*WHAT THIS TASK INVOLVES*:
Copy the rows from the line with "What elements are" through the line with "Text: φ0.35±0.07: φ0.35±0.07: [308, 88, 353, 97]", swapping "Bar" for "Rectangle" wherever it occurs and leaving everything else unchanged.
— Start of GIVEN INFORMATION —
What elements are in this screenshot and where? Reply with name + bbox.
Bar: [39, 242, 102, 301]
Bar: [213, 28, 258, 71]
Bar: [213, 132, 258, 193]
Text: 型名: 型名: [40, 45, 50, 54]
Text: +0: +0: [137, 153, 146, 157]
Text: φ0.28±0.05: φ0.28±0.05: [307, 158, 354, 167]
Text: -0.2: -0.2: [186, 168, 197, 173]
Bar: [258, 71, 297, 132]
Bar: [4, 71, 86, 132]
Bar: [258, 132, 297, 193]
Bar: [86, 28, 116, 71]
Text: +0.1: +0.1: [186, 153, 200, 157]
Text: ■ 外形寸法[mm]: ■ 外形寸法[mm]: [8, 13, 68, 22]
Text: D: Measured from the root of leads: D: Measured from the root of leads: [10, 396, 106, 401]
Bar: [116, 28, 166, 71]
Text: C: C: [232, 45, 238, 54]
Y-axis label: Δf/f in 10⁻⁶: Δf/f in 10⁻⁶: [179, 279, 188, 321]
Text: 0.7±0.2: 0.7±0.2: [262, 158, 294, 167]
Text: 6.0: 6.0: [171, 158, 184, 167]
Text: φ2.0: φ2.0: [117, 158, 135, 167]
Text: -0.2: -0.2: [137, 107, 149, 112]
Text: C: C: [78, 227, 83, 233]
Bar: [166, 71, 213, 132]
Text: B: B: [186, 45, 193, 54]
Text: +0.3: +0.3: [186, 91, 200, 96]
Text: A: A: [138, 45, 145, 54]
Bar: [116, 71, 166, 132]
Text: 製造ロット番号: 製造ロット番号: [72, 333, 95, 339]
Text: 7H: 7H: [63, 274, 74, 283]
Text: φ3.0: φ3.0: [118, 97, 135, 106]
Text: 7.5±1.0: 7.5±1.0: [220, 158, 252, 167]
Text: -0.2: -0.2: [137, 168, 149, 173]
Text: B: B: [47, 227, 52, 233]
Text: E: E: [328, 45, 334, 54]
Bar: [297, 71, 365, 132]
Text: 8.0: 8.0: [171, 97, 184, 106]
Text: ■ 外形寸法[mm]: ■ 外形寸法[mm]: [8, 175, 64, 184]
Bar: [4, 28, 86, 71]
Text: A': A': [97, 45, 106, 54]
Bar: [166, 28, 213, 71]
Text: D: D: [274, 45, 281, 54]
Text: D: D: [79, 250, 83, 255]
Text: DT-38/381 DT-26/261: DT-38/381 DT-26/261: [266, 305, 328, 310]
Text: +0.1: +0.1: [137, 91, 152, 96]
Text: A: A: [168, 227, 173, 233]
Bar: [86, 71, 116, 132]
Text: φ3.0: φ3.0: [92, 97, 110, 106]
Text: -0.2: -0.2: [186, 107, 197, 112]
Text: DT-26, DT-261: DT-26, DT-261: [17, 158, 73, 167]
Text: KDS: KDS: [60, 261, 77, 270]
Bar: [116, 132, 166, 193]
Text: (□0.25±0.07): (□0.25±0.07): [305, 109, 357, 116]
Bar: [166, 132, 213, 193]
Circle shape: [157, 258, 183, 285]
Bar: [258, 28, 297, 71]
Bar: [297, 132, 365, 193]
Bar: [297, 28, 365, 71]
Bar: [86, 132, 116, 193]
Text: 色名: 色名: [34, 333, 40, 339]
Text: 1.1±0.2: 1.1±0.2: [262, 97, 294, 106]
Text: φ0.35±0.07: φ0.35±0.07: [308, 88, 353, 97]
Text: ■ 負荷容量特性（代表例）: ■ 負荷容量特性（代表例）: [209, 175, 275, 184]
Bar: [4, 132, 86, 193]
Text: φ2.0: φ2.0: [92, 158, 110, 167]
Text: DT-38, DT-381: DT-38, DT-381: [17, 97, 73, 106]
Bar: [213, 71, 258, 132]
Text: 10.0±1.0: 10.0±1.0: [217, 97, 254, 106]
— End of GIVEN INFORMATION —
— Start of GIVEN INFORMATION —
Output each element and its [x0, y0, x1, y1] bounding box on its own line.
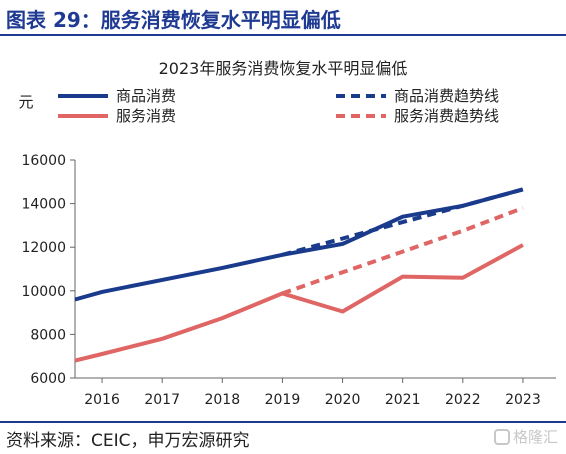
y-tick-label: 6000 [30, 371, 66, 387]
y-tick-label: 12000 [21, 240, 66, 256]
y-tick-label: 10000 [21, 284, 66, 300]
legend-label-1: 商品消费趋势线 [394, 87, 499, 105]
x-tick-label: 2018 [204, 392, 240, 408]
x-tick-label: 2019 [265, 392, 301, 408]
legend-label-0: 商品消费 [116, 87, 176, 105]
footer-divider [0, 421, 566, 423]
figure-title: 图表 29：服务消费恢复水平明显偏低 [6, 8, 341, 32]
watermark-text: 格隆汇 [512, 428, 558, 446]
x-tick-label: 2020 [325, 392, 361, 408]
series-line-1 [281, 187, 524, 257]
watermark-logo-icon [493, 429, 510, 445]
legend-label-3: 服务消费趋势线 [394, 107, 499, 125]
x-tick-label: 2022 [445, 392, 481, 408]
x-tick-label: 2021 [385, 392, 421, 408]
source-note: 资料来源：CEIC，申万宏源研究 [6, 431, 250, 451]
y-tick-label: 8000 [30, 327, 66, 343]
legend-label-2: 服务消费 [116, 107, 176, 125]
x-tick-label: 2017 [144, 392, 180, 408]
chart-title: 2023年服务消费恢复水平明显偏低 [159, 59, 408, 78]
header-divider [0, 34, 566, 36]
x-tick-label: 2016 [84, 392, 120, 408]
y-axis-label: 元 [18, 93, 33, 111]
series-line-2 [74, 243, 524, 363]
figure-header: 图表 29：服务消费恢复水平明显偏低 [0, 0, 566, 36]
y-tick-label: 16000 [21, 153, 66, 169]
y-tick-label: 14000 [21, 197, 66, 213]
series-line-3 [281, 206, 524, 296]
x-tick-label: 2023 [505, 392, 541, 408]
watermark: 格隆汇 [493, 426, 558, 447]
— End of GIVEN INFORMATION —
*TASK SOLUTION*:
What elements are in this screenshot and where? Reply with name + bbox.
Rectangle: [39, 242, 102, 301]
Rectangle: [213, 28, 258, 71]
Rectangle: [213, 132, 258, 193]
Text: 型名: 型名: [40, 45, 50, 54]
Text: +0: +0: [137, 153, 146, 157]
Text: φ0.28±0.05: φ0.28±0.05: [307, 158, 354, 167]
Text: -0.2: -0.2: [186, 168, 197, 173]
Rectangle: [258, 71, 297, 132]
Rectangle: [4, 71, 86, 132]
Rectangle: [258, 132, 297, 193]
Rectangle: [86, 28, 116, 71]
Text: +0.1: +0.1: [186, 153, 200, 157]
Text: ■ 外形寸法[mm]: ■ 外形寸法[mm]: [8, 13, 68, 22]
Text: D: Measured from the root of leads: D: Measured from the root of leads: [10, 396, 106, 401]
Rectangle: [116, 28, 166, 71]
Text: C: C: [232, 45, 238, 54]
Y-axis label: Δf/f in 10⁻⁶: Δf/f in 10⁻⁶: [179, 279, 188, 321]
Text: 0.7±0.2: 0.7±0.2: [262, 158, 294, 167]
Text: 6.0: 6.0: [171, 158, 184, 167]
Text: φ2.0: φ2.0: [117, 158, 135, 167]
Text: -0.2: -0.2: [137, 107, 149, 112]
Text: C: C: [78, 227, 83, 233]
Rectangle: [166, 71, 213, 132]
Text: B: B: [186, 45, 193, 54]
Text: +0.3: +0.3: [186, 91, 200, 96]
Text: A: A: [138, 45, 145, 54]
Rectangle: [116, 71, 166, 132]
Text: 製造ロット番号: 製造ロット番号: [72, 333, 95, 339]
Text: 7H: 7H: [63, 274, 74, 283]
Text: φ3.0: φ3.0: [118, 97, 135, 106]
Text: 7.5±1.0: 7.5±1.0: [220, 158, 252, 167]
Text: -0.2: -0.2: [137, 168, 149, 173]
Text: B: B: [47, 227, 52, 233]
Text: E: E: [328, 45, 334, 54]
Rectangle: [297, 71, 365, 132]
Text: 8.0: 8.0: [171, 97, 184, 106]
Text: ■ 外形寸法[mm]: ■ 外形寸法[mm]: [8, 175, 64, 184]
Rectangle: [4, 28, 86, 71]
Text: A': A': [97, 45, 106, 54]
Rectangle: [166, 28, 213, 71]
Text: D: D: [274, 45, 281, 54]
Text: D: D: [79, 250, 83, 255]
Text: DT-38/381 DT-26/261: DT-38/381 DT-26/261: [266, 305, 328, 310]
Text: +0.1: +0.1: [137, 91, 152, 96]
Text: A: A: [168, 227, 173, 233]
Rectangle: [86, 71, 116, 132]
Text: φ3.0: φ3.0: [92, 97, 110, 106]
Text: -0.2: -0.2: [186, 107, 197, 112]
Text: DT-26, DT-261: DT-26, DT-261: [17, 158, 73, 167]
Text: KDS: KDS: [60, 261, 77, 270]
Rectangle: [116, 132, 166, 193]
Text: (□0.25±0.07): (□0.25±0.07): [305, 109, 357, 116]
Rectangle: [166, 132, 213, 193]
Circle shape: [157, 258, 183, 285]
Rectangle: [258, 28, 297, 71]
Rectangle: [297, 132, 365, 193]
Rectangle: [297, 28, 365, 71]
Rectangle: [86, 132, 116, 193]
Text: 色名: 色名: [34, 333, 40, 339]
Text: 1.1±0.2: 1.1±0.2: [262, 97, 294, 106]
Text: φ0.35±0.07: φ0.35±0.07: [308, 88, 353, 97]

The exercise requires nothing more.